- Your goal -
Pick out the lines containing "type".

- Dataset excerpts -
■ ■ ■

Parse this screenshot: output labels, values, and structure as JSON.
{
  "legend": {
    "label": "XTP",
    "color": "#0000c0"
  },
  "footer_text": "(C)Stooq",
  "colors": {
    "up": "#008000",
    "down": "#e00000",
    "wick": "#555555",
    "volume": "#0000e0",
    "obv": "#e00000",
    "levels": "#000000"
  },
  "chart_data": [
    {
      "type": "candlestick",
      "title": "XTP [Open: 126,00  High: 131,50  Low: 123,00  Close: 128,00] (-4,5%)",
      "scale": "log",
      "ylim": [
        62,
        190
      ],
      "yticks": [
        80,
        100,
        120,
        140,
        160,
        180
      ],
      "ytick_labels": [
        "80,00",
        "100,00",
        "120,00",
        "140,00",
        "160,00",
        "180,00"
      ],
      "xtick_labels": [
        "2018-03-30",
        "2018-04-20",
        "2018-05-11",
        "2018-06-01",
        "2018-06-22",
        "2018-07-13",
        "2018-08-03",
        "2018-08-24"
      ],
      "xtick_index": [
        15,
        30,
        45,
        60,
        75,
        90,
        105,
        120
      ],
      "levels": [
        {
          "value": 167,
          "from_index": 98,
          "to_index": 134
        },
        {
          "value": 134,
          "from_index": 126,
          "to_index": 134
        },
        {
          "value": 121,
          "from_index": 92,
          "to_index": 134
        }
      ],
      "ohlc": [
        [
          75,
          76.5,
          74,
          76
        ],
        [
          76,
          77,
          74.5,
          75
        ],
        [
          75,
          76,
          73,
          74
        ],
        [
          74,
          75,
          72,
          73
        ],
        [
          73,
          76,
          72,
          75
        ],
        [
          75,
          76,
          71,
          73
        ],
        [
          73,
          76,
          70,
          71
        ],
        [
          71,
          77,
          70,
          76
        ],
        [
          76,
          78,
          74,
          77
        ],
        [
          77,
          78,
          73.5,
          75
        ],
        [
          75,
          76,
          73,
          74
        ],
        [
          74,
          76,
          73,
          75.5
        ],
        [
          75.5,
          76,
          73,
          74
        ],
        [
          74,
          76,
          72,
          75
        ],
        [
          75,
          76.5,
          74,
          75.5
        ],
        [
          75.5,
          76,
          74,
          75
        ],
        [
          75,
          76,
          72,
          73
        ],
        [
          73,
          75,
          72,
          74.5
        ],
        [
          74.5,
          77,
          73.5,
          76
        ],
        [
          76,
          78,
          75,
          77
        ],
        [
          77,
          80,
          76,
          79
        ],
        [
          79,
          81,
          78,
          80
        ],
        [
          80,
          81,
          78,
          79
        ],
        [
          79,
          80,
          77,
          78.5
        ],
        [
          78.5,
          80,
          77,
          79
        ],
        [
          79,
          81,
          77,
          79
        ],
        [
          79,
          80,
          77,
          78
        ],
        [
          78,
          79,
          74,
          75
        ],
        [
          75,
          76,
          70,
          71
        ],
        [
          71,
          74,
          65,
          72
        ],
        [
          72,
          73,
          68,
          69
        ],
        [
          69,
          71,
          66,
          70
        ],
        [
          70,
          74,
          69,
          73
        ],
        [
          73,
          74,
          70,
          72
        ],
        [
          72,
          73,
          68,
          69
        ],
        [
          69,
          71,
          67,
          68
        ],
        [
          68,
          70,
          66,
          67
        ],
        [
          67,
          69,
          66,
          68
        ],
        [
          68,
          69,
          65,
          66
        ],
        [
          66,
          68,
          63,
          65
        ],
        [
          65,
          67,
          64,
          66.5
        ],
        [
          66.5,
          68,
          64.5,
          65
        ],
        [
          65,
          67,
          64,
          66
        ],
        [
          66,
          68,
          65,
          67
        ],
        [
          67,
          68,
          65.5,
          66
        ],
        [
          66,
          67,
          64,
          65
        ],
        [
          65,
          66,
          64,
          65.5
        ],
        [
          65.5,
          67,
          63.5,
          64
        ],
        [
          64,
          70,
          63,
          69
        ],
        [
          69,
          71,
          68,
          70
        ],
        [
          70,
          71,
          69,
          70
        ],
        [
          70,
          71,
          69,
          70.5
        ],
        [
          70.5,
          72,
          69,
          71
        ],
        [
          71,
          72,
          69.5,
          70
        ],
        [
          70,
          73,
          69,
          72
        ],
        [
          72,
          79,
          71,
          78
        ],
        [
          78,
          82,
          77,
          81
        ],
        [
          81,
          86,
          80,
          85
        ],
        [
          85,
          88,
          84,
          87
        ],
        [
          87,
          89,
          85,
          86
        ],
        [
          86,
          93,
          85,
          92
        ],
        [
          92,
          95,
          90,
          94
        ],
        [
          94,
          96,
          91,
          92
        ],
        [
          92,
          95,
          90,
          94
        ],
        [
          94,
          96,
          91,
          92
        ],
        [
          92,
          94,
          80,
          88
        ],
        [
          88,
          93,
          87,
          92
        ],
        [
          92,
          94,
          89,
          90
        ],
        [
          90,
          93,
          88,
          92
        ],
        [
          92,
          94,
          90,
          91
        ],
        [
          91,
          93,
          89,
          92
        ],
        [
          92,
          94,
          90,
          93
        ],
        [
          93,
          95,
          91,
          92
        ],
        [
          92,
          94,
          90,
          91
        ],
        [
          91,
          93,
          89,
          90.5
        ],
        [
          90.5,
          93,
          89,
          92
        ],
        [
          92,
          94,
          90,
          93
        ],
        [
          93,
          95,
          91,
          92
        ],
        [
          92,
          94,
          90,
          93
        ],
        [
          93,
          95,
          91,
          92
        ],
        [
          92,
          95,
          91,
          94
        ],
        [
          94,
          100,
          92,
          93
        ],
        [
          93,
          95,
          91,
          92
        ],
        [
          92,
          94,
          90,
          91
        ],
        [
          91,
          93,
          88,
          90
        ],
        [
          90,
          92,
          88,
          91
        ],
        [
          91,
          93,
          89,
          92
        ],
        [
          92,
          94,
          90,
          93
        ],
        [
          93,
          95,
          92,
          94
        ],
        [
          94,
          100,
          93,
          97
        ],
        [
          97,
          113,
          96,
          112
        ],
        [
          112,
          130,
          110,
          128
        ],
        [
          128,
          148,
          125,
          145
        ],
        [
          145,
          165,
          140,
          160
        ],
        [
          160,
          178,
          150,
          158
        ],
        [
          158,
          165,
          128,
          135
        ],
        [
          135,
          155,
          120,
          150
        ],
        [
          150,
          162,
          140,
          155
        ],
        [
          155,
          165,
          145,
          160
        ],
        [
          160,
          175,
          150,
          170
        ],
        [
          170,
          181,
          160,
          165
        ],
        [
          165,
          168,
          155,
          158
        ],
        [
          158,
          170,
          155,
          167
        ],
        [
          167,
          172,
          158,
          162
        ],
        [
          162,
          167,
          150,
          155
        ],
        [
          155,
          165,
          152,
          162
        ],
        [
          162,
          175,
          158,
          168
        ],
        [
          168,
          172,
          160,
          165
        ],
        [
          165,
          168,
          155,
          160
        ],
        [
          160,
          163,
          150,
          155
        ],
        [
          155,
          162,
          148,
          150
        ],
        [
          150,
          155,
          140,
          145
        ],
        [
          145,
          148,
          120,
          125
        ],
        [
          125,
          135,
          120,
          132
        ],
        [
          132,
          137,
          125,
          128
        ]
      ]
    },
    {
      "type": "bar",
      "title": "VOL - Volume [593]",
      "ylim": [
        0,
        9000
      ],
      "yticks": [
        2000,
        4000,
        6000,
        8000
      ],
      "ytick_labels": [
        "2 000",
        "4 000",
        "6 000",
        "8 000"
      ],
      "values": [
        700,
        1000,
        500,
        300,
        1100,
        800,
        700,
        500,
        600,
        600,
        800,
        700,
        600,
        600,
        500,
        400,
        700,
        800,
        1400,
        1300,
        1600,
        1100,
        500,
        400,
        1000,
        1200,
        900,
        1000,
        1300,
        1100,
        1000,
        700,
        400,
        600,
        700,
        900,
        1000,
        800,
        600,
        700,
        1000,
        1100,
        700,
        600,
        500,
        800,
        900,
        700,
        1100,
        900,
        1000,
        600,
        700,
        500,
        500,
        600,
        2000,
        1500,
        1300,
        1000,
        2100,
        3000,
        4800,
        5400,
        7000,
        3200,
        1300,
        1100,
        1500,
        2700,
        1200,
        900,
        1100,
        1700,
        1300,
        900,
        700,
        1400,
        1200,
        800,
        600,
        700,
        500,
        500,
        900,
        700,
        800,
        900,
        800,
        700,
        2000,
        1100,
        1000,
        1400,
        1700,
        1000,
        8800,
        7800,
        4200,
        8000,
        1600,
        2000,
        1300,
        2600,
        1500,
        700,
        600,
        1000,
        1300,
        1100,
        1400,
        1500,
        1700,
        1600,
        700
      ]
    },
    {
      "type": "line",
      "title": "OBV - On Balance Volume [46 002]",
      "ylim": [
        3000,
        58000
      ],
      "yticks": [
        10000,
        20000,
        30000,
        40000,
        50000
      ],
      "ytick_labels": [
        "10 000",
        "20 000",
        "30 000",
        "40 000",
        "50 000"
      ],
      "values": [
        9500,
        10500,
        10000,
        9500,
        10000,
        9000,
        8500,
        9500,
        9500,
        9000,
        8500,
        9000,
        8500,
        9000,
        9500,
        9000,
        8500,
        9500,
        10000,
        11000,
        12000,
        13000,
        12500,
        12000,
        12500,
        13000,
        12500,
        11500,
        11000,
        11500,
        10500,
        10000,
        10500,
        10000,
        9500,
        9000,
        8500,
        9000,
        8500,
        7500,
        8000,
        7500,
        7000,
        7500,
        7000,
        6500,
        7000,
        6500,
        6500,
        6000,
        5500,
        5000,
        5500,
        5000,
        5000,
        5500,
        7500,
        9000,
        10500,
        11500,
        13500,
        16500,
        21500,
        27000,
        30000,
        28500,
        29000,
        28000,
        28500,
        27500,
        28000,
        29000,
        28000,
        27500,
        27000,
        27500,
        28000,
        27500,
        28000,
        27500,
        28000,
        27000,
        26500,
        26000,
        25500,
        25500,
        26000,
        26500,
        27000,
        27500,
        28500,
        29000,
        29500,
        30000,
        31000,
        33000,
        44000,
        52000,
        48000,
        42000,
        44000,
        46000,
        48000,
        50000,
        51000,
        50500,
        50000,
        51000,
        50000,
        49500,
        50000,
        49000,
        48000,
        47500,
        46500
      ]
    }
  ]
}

■ ■ ■

- Correct response -
      "type": "candlestick",
      "type": "bar",
      "type": "line",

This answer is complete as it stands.